_Records shown_

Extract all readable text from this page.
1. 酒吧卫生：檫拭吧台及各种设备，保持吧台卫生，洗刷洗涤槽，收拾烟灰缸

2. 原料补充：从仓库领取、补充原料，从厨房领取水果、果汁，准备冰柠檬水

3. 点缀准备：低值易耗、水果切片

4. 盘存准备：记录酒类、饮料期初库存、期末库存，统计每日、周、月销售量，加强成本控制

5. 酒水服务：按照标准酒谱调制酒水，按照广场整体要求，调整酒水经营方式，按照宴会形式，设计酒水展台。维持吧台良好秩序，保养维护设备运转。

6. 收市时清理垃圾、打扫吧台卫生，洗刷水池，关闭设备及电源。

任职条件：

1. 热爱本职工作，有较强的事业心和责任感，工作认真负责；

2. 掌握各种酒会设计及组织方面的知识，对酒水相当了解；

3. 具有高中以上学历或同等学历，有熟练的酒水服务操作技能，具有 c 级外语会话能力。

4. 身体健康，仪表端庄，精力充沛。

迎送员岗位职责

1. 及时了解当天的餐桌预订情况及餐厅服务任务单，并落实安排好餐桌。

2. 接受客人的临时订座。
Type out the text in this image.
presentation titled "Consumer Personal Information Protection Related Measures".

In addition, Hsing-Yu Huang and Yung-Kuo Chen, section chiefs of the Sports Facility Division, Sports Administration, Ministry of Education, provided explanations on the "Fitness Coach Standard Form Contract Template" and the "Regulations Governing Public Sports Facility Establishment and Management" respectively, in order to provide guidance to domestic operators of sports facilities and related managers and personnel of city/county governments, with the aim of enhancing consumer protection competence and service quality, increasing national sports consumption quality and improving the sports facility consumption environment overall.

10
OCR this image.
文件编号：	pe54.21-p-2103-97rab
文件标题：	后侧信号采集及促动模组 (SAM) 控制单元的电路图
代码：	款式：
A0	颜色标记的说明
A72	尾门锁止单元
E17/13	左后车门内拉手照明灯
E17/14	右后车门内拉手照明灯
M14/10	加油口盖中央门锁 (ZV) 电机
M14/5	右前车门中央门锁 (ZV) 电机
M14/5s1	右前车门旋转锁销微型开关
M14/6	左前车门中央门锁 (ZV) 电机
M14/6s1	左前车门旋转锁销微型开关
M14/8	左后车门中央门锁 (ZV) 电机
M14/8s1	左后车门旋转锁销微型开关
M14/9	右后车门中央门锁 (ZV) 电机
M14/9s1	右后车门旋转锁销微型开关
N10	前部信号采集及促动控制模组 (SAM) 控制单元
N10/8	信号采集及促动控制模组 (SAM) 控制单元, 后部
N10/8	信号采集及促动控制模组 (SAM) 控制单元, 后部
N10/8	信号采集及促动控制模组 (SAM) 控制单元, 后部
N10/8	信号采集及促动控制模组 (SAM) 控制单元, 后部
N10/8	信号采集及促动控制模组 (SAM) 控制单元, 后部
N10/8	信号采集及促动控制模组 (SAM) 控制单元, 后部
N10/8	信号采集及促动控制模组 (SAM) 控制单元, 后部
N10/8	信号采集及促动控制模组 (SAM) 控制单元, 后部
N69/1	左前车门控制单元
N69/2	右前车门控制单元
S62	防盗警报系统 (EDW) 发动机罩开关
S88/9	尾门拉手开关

_Set task_
Extract all of the data above without altering anything.

_Task result_
Extract all readable text from this page.
1. 酒吧卫生：檫拭吧台及各种设备，保持吧台卫生，洗刷洗涤槽，收拾烟灰缸

2. 原料补充：从仓库领取、补充原料，从厨房领取水果、果汁，准备冰柠檬水

3. 点缀准备：低值易耗、水果切片

4. 盘存准备：记录酒类、饮料期初库存、期末库存，统计每日、周、月销售量，加强成本控制

5. 酒水服务：按照标准酒谱调制酒水，按照广场整体要求，调整酒水经营方式，按照宴会形式，设计酒水展台。维持吧台良好秩序，保养维护设备运转。

6. 收市时清理垃圾、打扫吧台卫生，洗刷水池，关闭设备及电源。

任职条件：

1. 热爱本职工作，有较强的事业心和责任感，工作认真负责；

2. 掌握各种酒会设计及组织方面的知识，对酒水相当了解；

3. 具有高中以上学历或同等学历，有熟练的酒水服务操作技能，具有 c 级外语会话能力。

4. 身体健康，仪表端庄，精力充沛。

迎送员岗位职责

1. 及时了解当天的餐桌预订情况及餐厅服务任务单，并落实安排好餐桌。

2. 接受客人的临时订座。
Type out the text in this image.
presentation titled "Consumer Personal Information Protection Related Measures".

In addition, Hsing-Yu Huang and Yung-Kuo Chen, section chiefs of the Sports Facility Division, Sports Administration, Ministry of Education, provided explanations on the "Fitness Coach Standard Form Contract Template" and the "Regulations Governing Public Sports Facility Establishment and Management" respectively, in order to provide guidance to domestic operators of sports facilities and related managers and personnel of city/county governments, with the aim of enhancing consumer protection competence and service quality, increasing national sports consumption quality and improving the sports facility consumption environment overall.

10
OCR this image.
文件编号：	pe54.21-p-2103-97rab
文件标题：	后侧信号采集及促动模组 (SAM) 控制单元的电路图
代码：	款式：
A0	颜色标记的说明
A72	尾门锁止单元
E17/13	左后车门内拉手照明灯
E17/14	右后车门内拉手照明灯
M14/10	加油口盖中央门锁 (ZV) 电机
M14/5	右前车门中央门锁 (ZV) 电机
M14/5s1	右前车门旋转锁销微型开关
M14/6	左前车门中央门锁 (ZV) 电机
M14/6s1	左前车门旋转锁销微型开关
M14/8	左后车门中央门锁 (ZV) 电机
M14/8s1	左后车门旋转锁销微型开关
M14/9	右后车门中央门锁 (ZV) 电机
M14/9s1	右后车门旋转锁销微型开关
N10	前部信号采集及促动控制模组 (SAM) 控制单元
N10/8	信号采集及促动控制模组 (SAM) 控制单元, 后部
N10/8	信号采集及促动控制模组 (SAM) 控制单元, 后部
N10/8	信号采集及促动控制模组 (SAM) 控制单元, 后部
N10/8	信号采集及促动控制模组 (SAM) 控制单元, 后部
N10/8	信号采集及促动控制模组 (SAM) 控制单元, 后部
N10/8	信号采集及促动控制模组 (SAM) 控制单元, 后部
N10/8	信号采集及促动控制模组 (SAM) 控制单元, 后部
N10/8	信号采集及促动控制模组 (SAM) 控制单元, 后部
N69/1	左前车门控制单元
N69/2	右前车门控制单元
S62	防盗警报系统 (EDW) 发动机罩开关
S88/9	尾门拉手开关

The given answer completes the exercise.